● Short task
Copy out all the lines in the records that include the word "mbed".

● Dataset rows
+ + + + +

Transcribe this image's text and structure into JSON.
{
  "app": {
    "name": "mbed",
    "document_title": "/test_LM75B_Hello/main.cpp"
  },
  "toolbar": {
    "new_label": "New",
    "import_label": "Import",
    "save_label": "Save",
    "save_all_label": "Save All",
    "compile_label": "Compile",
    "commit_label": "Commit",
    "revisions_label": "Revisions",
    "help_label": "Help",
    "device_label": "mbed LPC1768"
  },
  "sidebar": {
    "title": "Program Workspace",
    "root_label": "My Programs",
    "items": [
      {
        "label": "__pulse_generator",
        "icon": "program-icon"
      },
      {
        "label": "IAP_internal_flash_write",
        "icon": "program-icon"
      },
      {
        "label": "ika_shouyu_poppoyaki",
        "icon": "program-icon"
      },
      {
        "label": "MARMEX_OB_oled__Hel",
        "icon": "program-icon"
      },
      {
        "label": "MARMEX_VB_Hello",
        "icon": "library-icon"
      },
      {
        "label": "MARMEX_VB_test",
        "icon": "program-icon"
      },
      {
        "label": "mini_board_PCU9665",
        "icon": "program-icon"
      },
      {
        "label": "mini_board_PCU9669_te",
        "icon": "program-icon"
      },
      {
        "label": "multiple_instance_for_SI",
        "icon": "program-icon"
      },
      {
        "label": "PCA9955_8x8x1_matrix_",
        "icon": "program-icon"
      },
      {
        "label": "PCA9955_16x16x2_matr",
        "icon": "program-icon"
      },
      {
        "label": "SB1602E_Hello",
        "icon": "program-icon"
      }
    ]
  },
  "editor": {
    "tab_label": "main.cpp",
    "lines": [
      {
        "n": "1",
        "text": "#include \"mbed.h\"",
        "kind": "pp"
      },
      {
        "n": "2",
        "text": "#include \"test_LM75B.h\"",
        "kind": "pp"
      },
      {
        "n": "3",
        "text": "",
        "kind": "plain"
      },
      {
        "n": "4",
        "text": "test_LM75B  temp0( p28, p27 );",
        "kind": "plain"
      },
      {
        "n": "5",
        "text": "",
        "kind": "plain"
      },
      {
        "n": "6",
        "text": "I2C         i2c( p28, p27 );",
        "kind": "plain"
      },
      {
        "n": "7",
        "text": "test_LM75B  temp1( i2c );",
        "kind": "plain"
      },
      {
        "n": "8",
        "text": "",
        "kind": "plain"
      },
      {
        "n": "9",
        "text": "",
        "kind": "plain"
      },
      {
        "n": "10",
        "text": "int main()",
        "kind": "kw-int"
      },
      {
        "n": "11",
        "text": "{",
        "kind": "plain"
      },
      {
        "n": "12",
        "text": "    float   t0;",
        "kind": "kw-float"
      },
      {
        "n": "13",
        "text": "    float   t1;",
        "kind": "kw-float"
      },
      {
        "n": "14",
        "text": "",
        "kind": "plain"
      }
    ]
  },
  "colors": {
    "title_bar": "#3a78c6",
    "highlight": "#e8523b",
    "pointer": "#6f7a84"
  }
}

+ + + + +

● Output of the exercise
    "name": "mbed",
    "device_label": "mbed LPC1768"
        "text": "#include \"mbed.h\"",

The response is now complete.